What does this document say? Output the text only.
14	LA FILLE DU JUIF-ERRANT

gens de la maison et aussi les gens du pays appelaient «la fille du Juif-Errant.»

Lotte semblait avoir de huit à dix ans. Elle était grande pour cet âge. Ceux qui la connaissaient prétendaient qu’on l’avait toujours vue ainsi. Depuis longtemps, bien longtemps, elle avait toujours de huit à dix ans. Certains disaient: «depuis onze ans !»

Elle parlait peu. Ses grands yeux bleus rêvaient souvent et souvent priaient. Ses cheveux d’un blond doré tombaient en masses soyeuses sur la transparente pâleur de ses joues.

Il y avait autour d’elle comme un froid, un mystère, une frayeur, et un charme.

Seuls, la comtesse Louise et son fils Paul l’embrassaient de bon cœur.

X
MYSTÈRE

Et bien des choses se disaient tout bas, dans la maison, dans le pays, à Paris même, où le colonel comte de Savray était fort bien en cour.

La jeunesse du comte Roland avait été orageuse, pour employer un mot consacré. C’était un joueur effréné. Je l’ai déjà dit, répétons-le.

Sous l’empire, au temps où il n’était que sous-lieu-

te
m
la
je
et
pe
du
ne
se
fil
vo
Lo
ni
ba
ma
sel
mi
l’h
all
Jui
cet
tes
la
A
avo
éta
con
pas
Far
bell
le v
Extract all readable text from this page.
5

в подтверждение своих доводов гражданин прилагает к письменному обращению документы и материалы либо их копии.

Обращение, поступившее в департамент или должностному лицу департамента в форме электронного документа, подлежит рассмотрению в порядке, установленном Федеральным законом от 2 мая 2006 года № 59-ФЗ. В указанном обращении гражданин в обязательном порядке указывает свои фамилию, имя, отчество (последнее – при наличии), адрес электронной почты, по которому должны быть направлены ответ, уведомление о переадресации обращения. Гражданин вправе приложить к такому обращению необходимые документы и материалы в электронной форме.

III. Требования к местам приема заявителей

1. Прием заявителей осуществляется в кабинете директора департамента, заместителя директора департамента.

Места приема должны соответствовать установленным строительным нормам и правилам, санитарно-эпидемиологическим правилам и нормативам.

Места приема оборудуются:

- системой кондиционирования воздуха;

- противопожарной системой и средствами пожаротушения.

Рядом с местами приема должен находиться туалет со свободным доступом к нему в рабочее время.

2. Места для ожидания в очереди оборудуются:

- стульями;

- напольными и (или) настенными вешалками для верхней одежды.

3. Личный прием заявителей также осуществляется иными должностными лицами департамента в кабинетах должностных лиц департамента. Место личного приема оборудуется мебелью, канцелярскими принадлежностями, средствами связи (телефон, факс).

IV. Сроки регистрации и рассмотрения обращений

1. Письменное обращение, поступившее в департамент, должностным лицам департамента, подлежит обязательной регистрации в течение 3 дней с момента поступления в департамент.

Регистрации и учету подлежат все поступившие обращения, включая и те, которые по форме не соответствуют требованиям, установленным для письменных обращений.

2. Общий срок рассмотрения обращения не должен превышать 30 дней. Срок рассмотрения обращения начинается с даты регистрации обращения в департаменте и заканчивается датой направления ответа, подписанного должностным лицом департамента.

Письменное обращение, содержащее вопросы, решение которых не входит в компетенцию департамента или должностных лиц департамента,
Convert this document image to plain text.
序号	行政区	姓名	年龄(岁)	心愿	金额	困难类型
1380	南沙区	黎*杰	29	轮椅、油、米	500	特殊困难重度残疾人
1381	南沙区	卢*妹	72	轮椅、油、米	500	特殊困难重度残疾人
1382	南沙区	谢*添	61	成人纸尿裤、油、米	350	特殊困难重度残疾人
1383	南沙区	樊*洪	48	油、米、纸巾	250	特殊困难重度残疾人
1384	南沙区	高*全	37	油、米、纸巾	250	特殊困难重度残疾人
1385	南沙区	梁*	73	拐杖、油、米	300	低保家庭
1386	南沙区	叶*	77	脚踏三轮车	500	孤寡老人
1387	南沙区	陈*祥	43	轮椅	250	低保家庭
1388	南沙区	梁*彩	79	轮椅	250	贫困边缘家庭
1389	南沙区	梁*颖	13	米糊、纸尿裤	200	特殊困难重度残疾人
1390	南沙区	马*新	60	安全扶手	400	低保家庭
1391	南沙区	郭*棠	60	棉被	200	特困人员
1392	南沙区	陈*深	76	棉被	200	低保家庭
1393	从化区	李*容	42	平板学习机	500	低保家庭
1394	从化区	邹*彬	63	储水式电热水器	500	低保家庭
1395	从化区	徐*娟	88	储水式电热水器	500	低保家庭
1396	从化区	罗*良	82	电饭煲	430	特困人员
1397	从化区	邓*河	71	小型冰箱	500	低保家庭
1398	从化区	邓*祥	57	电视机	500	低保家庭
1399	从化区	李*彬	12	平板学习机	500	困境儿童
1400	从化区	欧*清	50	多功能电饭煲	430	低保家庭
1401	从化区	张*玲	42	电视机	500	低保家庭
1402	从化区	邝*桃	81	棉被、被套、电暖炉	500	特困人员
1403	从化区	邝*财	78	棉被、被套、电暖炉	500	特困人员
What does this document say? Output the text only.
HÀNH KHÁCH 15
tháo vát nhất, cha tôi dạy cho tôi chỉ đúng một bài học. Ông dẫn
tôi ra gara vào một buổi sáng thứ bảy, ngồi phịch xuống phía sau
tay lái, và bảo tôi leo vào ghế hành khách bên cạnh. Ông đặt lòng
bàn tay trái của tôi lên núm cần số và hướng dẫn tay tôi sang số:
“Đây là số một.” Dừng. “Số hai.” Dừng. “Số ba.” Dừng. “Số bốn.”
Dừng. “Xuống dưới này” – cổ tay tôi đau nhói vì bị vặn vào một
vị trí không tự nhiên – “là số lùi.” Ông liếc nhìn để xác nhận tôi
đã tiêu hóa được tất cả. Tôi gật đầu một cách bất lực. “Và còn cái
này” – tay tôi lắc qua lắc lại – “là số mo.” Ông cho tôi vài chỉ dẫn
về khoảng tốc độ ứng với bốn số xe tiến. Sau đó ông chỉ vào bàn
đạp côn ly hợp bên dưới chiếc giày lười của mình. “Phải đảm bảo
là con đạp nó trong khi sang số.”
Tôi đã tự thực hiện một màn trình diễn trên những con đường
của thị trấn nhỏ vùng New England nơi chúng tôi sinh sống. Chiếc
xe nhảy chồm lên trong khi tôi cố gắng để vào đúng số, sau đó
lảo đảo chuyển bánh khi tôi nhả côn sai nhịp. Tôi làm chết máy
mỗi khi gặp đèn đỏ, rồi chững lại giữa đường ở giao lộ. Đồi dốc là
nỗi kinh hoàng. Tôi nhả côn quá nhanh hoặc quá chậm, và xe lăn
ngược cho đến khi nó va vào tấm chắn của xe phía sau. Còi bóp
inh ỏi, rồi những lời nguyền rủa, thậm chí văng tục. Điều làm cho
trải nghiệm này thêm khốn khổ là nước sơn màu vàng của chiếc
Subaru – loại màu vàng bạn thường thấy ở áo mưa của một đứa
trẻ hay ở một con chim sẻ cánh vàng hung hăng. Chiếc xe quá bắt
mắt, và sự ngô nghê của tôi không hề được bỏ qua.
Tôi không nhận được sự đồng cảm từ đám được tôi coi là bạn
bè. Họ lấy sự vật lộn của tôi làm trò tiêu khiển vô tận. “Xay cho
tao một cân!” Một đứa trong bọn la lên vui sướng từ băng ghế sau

* * * * * * * * *

[Exercise aim] Print the whole listing exactly as it is.

[Correct answer]
What does this document say? Output the text only.
14	LA FILLE DU JUIF-ERRANT

gens de la maison et aussi les gens du pays appelaient «la fille du Juif-Errant.»

Lotte semblait avoir de huit à dix ans. Elle était grande pour cet âge. Ceux qui la connaissaient prétendaient qu’on l’avait toujours vue ainsi. Depuis longtemps, bien longtemps, elle avait toujours de huit à dix ans. Certains disaient: «depuis onze ans !»

Elle parlait peu. Ses grands yeux bleus rêvaient souvent et souvent priaient. Ses cheveux d’un blond doré tombaient en masses soyeuses sur la transparente pâleur de ses joues.

Il y avait autour d’elle comme un froid, un mystère, une frayeur, et un charme.

Seuls, la comtesse Louise et son fils Paul l’embrassaient de bon cœur.

X
MYSTÈRE

Et bien des choses se disaient tout bas, dans la maison, dans le pays, à Paris même, où le colonel comte de Savray était fort bien en cour.

La jeunesse du comte Roland avait été orageuse, pour employer un mot consacré. C’était un joueur effréné. Je l’ai déjà dit, répétons-le.

Sous l’empire, au temps où il n’était que sous-lieu-

te
m
la
je
et
pe
du
ne
se
fil
vo
Lo
ni
ba
ma
sel
mi
l’h
all
Jui
cet
tes
la
A
avo
éta
con
pas
Far
bell
le v
Extract all readable text from this page.
5

в подтверждение своих доводов гражданин прилагает к письменному обращению документы и материалы либо их копии.

Обращение, поступившее в департамент или должностному лицу департамента в форме электронного документа, подлежит рассмотрению в порядке, установленном Федеральным законом от 2 мая 2006 года № 59-ФЗ. В указанном обращении гражданин в обязательном порядке указывает свои фамилию, имя, отчество (последнее – при наличии), адрес электронной почты, по которому должны быть направлены ответ, уведомление о переадресации обращения. Гражданин вправе приложить к такому обращению необходимые документы и материалы в электронной форме.

III. Требования к местам приема заявителей

1. Прием заявителей осуществляется в кабинете директора департамента, заместителя директора департамента.

Места приема должны соответствовать установленным строительным нормам и правилам, санитарно-эпидемиологическим правилам и нормативам.

Места приема оборудуются:

- системой кондиционирования воздуха;

- противопожарной системой и средствами пожаротушения.

Рядом с местами приема должен находиться туалет со свободным доступом к нему в рабочее время.

2. Места для ожидания в очереди оборудуются:

- стульями;

- напольными и (или) настенными вешалками для верхней одежды.

3. Личный прием заявителей также осуществляется иными должностными лицами департамента в кабинетах должностных лиц департамента. Место личного приема оборудуется мебелью, канцелярскими принадлежностями, средствами связи (телефон, факс).

IV. Сроки регистрации и рассмотрения обращений

1. Письменное обращение, поступившее в департамент, должностным лицам департамента, подлежит обязательной регистрации в течение 3 дней с момента поступления в департамент.

Регистрации и учету подлежат все поступившие обращения, включая и те, которые по форме не соответствуют требованиям, установленным для письменных обращений.

2. Общий срок рассмотрения обращения не должен превышать 30 дней. Срок рассмотрения обращения начинается с даты регистрации обращения в департаменте и заканчивается датой направления ответа, подписанного должностным лицом департамента.

Письменное обращение, содержащее вопросы, решение которых не входит в компетенцию департамента или должностных лиц департамента,
Convert this document image to plain text.
序号	行政区	姓名	年龄(岁)	心愿	金额	困难类型
1380	南沙区	黎*杰	29	轮椅、油、米	500	特殊困难重度残疾人
1381	南沙区	卢*妹	72	轮椅、油、米	500	特殊困难重度残疾人
1382	南沙区	谢*添	61	成人纸尿裤、油、米	350	特殊困难重度残疾人
1383	南沙区	樊*洪	48	油、米、纸巾	250	特殊困难重度残疾人
1384	南沙区	高*全	37	油、米、纸巾	250	特殊困难重度残疾人
1385	南沙区	梁*	73	拐杖、油、米	300	低保家庭
1386	南沙区	叶*	77	脚踏三轮车	500	孤寡老人
1387	南沙区	陈*祥	43	轮椅	250	低保家庭
1388	南沙区	梁*彩	79	轮椅	250	贫困边缘家庭
1389	南沙区	梁*颖	13	米糊、纸尿裤	200	特殊困难重度残疾人
1390	南沙区	马*新	60	安全扶手	400	低保家庭
1391	南沙区	郭*棠	60	棉被	200	特困人员
1392	南沙区	陈*深	76	棉被	200	低保家庭
1393	从化区	李*容	42	平板学习机	500	低保家庭
1394	从化区	邹*彬	63	储水式电热水器	500	低保家庭
1395	从化区	徐*娟	88	储水式电热水器	500	低保家庭
1396	从化区	罗*良	82	电饭煲	430	特困人员
1397	从化区	邓*河	71	小型冰箱	500	低保家庭
1398	从化区	邓*祥	57	电视机	500	低保家庭
1399	从化区	李*彬	12	平板学习机	500	困境儿童
1400	从化区	欧*清	50	多功能电饭煲	430	低保家庭
1401	从化区	张*玲	42	电视机	500	低保家庭
1402	从化区	邝*桃	81	棉被、被套、电暖炉	500	特困人员
1403	从化区	邝*财	78	棉被、被套、电暖炉	500	特困人员
What does this document say? Output the text only.
HÀNH KHÁCH 15
tháo vát nhất, cha tôi dạy cho tôi chỉ đúng một bài học. Ông dẫn
tôi ra gara vào một buổi sáng thứ bảy, ngồi phịch xuống phía sau
tay lái, và bảo tôi leo vào ghế hành khách bên cạnh. Ông đặt lòng
bàn tay trái của tôi lên núm cần số và hướng dẫn tay tôi sang số:
“Đây là số một.” Dừng. “Số hai.” Dừng. “Số ba.” Dừng. “Số bốn.”
Dừng. “Xuống dưới này” – cổ tay tôi đau nhói vì bị vặn vào một
vị trí không tự nhiên – “là số lùi.” Ông liếc nhìn để xác nhận tôi
đã tiêu hóa được tất cả. Tôi gật đầu một cách bất lực. “Và còn cái
này” – tay tôi lắc qua lắc lại – “là số mo.” Ông cho tôi vài chỉ dẫn
về khoảng tốc độ ứng với bốn số xe tiến. Sau đó ông chỉ vào bàn
đạp côn ly hợp bên dưới chiếc giày lười của mình. “Phải đảm bảo
là con đạp nó trong khi sang số.”
Tôi đã tự thực hiện một màn trình diễn trên những con đường
của thị trấn nhỏ vùng New England nơi chúng tôi sinh sống. Chiếc
xe nhảy chồm lên trong khi tôi cố gắng để vào đúng số, sau đó
lảo đảo chuyển bánh khi tôi nhả côn sai nhịp. Tôi làm chết máy
mỗi khi gặp đèn đỏ, rồi chững lại giữa đường ở giao lộ. Đồi dốc là
nỗi kinh hoàng. Tôi nhả côn quá nhanh hoặc quá chậm, và xe lăn
ngược cho đến khi nó va vào tấm chắn của xe phía sau. Còi bóp
inh ỏi, rồi những lời nguyền rủa, thậm chí văng tục. Điều làm cho
trải nghiệm này thêm khốn khổ là nước sơn màu vàng của chiếc
Subaru – loại màu vàng bạn thường thấy ở áo mưa của một đứa
trẻ hay ở một con chim sẻ cánh vàng hung hăng. Chiếc xe quá bắt
mắt, và sự ngô nghê của tôi không hề được bỏ qua.
Tôi không nhận được sự đồng cảm từ đám được tôi coi là bạn
bè. Họ lấy sự vật lộn của tôi làm trò tiêu khiển vô tận. “Xay cho
tao một cân!” Một đứa trong bọn la lên vui sướng từ băng ghế sau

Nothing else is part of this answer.